BEGIN Source material
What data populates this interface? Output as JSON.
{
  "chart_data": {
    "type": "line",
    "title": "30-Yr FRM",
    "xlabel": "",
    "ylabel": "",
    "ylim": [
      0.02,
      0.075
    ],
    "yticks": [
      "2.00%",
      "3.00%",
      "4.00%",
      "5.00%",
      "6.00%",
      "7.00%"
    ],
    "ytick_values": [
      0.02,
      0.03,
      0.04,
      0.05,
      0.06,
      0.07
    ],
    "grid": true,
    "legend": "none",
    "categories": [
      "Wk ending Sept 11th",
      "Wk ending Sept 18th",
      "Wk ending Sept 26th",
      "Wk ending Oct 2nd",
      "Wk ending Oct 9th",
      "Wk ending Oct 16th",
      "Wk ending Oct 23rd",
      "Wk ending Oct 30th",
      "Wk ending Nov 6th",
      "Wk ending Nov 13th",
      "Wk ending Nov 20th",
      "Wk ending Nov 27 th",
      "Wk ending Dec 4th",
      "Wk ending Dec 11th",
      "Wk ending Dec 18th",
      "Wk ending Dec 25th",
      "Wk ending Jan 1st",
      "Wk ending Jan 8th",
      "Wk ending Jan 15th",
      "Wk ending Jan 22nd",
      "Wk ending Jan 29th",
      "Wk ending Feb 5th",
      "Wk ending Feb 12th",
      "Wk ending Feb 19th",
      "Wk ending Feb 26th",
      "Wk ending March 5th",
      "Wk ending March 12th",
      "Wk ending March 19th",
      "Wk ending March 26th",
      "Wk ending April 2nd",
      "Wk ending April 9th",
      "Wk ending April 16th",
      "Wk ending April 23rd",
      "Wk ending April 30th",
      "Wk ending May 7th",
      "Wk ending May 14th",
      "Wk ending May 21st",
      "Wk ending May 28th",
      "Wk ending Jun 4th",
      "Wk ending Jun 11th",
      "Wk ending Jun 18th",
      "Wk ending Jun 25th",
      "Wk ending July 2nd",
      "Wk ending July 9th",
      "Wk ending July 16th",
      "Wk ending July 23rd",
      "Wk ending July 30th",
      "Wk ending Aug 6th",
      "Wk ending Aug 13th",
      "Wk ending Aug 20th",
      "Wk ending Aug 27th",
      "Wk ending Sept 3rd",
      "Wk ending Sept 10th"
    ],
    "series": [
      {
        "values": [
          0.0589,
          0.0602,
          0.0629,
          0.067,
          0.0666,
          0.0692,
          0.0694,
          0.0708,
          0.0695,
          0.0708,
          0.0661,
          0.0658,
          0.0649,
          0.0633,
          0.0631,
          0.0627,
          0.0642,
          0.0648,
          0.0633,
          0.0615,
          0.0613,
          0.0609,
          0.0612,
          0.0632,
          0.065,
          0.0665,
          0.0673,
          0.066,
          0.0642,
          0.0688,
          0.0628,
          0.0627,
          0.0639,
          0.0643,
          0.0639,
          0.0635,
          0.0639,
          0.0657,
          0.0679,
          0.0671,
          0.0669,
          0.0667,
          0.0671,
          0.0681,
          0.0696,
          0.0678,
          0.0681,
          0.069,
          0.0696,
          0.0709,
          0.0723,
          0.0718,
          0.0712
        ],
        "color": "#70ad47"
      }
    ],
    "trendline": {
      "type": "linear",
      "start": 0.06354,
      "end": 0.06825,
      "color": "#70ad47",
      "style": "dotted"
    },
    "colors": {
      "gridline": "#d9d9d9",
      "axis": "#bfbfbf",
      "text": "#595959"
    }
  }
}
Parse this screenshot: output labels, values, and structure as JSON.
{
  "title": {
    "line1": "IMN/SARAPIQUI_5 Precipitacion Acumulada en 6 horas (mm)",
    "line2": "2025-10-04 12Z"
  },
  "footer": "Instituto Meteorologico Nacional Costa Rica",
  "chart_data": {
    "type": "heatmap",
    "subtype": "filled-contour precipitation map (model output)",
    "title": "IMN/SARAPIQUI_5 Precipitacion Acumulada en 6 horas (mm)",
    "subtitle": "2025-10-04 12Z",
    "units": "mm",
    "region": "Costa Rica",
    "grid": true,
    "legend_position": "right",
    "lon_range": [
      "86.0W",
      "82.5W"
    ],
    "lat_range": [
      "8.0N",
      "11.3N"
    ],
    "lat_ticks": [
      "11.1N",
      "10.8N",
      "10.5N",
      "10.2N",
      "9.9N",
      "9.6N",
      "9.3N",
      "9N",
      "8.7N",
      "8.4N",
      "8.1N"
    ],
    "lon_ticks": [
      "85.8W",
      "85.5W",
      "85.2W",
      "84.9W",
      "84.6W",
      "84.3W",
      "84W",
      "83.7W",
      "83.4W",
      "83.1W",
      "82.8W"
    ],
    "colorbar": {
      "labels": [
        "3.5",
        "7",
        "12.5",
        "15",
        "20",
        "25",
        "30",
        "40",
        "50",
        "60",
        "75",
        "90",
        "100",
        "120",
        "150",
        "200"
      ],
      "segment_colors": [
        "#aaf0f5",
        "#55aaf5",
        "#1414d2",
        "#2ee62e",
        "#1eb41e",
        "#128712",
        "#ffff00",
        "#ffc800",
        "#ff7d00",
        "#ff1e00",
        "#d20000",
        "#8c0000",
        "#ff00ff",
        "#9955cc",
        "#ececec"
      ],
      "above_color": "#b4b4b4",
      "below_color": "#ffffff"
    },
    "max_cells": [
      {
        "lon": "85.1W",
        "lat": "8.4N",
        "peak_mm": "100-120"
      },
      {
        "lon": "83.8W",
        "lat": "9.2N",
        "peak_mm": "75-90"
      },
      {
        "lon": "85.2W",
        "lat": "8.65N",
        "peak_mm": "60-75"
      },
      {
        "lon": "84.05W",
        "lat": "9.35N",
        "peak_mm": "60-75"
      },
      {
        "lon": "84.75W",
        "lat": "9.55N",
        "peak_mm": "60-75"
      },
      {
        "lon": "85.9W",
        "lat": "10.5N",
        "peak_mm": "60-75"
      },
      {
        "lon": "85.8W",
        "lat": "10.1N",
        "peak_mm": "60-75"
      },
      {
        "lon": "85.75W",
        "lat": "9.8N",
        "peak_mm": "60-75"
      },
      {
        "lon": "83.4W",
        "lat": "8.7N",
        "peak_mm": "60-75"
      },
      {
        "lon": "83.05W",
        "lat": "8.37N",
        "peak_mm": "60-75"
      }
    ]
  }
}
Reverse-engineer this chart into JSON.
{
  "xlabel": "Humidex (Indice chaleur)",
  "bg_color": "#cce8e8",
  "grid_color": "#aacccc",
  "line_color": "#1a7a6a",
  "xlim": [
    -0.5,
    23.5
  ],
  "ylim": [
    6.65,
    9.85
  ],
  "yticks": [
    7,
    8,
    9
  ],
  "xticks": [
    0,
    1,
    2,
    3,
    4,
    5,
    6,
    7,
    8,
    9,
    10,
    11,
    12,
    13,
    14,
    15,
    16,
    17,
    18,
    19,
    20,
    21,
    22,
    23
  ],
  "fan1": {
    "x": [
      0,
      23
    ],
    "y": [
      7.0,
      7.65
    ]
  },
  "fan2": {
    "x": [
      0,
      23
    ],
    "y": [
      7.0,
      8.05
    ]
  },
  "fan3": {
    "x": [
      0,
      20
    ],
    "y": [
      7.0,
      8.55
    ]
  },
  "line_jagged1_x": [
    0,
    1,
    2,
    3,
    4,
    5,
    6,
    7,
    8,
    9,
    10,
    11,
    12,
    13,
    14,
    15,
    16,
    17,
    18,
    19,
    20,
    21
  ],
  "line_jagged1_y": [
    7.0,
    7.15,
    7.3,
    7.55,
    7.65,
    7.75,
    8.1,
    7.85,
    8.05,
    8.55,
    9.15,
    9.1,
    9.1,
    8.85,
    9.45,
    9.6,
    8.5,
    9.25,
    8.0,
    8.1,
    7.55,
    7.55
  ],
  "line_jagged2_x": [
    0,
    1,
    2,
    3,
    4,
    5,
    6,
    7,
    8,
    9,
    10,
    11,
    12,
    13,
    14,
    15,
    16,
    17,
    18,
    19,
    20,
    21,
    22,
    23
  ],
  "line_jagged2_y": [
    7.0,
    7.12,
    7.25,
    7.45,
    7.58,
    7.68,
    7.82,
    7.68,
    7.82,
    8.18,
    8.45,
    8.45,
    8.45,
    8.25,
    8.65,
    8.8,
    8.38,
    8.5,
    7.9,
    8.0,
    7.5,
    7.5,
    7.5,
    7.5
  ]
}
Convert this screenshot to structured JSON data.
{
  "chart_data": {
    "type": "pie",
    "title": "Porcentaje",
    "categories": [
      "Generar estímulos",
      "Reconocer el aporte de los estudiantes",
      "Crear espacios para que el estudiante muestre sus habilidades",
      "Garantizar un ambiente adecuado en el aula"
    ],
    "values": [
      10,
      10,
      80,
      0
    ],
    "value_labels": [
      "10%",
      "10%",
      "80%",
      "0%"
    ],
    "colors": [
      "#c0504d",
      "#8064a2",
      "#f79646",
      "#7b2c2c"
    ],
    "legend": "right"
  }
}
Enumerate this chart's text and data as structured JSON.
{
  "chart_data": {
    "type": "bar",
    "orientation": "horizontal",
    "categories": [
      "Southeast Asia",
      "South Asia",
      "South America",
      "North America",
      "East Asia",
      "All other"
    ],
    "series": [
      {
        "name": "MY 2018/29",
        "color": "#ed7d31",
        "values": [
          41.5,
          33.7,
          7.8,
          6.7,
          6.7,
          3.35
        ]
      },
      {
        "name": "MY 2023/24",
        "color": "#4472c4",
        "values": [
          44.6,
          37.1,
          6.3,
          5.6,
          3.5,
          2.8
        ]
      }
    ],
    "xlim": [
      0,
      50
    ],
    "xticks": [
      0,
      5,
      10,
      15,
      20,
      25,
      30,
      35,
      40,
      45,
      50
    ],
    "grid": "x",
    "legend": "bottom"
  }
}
END Source material
What you have to do: Reply with nothing except the number of lines in the listing above that include the string "this".

Response to the exercise: 5